-- Given exercise --
For each line of the data below that holds "xlabel", copy the line.

## Begin Records for the task

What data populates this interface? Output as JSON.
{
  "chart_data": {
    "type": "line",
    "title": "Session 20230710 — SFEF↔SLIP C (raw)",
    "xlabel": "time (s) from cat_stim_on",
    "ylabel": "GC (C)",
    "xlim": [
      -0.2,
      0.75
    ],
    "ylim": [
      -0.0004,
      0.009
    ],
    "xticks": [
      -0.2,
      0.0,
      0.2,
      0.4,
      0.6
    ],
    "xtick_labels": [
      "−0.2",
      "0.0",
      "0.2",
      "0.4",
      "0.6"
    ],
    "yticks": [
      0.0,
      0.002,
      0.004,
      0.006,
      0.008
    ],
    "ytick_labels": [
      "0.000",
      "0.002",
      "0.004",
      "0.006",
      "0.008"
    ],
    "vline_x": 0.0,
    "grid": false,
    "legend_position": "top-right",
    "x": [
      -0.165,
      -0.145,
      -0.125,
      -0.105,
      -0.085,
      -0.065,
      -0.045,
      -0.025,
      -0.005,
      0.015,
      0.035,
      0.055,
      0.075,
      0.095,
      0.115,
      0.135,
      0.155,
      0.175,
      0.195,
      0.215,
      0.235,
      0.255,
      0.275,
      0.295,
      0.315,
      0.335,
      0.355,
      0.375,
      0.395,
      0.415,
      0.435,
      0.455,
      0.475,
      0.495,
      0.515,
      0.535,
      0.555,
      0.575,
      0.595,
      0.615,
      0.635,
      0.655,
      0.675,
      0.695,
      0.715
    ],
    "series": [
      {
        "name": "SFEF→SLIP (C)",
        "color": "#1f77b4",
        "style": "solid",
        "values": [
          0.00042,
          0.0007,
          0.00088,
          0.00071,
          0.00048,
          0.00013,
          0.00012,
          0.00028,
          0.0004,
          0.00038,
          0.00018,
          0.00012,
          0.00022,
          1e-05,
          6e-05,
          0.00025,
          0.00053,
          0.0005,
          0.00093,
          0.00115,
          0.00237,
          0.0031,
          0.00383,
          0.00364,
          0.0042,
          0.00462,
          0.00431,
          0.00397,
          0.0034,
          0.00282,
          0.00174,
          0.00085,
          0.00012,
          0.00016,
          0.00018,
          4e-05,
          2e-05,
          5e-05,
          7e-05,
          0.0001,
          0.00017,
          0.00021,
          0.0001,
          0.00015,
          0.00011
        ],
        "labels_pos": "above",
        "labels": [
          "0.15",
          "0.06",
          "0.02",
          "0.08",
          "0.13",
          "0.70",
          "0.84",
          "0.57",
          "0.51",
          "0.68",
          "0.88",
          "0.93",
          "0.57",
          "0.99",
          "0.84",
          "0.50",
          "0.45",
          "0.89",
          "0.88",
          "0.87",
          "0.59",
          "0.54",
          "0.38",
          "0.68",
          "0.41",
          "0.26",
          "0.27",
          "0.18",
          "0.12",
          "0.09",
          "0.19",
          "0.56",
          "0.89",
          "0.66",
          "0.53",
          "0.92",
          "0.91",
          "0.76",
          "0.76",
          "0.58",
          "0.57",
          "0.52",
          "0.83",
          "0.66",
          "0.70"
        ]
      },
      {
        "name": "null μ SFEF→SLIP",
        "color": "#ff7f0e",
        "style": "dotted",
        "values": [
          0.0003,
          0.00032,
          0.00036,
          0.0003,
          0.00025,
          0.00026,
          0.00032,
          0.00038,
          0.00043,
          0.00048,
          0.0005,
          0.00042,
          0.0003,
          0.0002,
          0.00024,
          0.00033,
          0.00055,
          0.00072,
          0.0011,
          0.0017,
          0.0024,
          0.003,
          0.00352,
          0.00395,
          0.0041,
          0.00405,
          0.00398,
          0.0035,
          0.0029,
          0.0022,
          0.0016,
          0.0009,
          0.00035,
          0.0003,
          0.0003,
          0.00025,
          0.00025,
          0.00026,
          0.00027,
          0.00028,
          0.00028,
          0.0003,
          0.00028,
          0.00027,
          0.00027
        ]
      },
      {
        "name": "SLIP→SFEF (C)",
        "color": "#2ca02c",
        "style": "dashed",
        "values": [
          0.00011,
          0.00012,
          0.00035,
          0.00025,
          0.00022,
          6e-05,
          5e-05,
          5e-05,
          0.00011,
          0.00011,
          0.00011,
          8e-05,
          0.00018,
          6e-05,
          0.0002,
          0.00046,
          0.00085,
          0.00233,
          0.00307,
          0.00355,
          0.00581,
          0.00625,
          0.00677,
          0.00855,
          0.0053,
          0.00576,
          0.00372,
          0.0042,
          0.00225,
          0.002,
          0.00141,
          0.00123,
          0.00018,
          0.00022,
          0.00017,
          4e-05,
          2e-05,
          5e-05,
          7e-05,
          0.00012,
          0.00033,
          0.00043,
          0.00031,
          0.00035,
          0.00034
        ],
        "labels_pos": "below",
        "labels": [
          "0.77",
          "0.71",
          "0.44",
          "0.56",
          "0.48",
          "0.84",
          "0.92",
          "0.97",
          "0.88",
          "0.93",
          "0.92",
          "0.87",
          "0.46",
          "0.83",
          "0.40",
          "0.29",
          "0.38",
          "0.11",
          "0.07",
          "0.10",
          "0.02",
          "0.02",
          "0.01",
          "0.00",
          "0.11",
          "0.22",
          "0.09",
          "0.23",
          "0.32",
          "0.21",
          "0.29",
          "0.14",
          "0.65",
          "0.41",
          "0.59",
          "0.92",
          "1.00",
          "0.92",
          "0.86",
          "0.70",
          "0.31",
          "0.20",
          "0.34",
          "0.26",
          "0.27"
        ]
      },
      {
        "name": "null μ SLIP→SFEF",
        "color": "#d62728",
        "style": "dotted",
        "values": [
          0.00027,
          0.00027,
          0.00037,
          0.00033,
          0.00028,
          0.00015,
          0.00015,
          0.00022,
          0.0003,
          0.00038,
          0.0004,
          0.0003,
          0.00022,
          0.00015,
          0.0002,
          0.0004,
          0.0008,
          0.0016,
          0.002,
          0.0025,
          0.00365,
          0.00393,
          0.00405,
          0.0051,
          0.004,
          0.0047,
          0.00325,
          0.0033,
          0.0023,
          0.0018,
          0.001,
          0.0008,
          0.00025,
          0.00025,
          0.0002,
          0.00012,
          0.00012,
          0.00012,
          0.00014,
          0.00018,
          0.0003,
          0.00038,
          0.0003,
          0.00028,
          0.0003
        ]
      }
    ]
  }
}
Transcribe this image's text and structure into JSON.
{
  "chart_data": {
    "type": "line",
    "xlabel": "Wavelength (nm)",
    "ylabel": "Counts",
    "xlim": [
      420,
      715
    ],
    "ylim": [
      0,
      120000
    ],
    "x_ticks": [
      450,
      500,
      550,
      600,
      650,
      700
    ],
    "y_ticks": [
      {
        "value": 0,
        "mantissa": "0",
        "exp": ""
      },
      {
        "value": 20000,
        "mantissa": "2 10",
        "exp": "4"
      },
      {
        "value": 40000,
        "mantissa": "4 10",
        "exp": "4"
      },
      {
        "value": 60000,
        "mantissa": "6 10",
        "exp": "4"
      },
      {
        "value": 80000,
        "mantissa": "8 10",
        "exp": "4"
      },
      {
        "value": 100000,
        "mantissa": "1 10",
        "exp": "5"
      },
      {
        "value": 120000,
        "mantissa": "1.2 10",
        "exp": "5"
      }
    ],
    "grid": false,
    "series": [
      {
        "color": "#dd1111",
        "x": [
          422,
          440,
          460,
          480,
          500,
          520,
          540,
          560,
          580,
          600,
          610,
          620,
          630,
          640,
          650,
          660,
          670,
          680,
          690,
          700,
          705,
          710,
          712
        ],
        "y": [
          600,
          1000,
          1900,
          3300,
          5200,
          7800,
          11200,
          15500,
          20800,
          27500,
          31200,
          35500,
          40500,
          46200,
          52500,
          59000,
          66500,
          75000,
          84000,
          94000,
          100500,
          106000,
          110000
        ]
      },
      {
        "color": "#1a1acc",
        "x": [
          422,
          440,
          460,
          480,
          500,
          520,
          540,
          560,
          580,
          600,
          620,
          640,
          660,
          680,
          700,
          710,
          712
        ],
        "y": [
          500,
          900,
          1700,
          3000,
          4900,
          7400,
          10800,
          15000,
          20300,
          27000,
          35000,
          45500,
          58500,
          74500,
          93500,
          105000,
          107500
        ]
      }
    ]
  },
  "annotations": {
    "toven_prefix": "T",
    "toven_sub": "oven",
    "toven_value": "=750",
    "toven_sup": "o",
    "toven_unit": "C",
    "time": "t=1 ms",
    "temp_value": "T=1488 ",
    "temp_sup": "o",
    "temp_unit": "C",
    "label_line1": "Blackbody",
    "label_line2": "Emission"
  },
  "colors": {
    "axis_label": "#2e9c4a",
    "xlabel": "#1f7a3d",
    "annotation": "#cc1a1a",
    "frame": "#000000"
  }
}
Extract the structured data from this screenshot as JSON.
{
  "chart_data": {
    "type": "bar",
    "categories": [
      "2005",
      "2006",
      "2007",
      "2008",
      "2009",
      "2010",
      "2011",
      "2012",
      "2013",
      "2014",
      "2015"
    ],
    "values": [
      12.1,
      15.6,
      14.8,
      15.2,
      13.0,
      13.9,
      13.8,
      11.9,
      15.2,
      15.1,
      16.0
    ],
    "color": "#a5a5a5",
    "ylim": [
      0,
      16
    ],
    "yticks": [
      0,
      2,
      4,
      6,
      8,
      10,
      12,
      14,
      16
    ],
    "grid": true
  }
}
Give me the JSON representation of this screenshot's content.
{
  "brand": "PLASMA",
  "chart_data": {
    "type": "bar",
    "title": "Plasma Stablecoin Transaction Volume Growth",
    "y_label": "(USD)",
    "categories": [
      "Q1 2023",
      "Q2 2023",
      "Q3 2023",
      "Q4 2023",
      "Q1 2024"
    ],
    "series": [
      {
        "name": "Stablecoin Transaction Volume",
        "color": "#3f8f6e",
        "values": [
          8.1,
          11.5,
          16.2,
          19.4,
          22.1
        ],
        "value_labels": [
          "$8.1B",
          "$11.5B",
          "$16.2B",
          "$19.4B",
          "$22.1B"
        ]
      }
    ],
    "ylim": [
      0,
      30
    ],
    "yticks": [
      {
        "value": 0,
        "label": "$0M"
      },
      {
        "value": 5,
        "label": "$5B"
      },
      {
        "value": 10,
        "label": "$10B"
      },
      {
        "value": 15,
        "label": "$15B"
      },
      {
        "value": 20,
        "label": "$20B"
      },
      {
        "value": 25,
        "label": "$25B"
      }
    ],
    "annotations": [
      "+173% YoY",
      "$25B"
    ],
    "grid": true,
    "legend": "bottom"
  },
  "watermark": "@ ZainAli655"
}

## End Records for the task

-- Result of the exercise --
    "xlabel": "time (s) from cat_stim_on",
    "xlabel": "Wavelength (nm)",
    "xlabel": "#1f7a3d",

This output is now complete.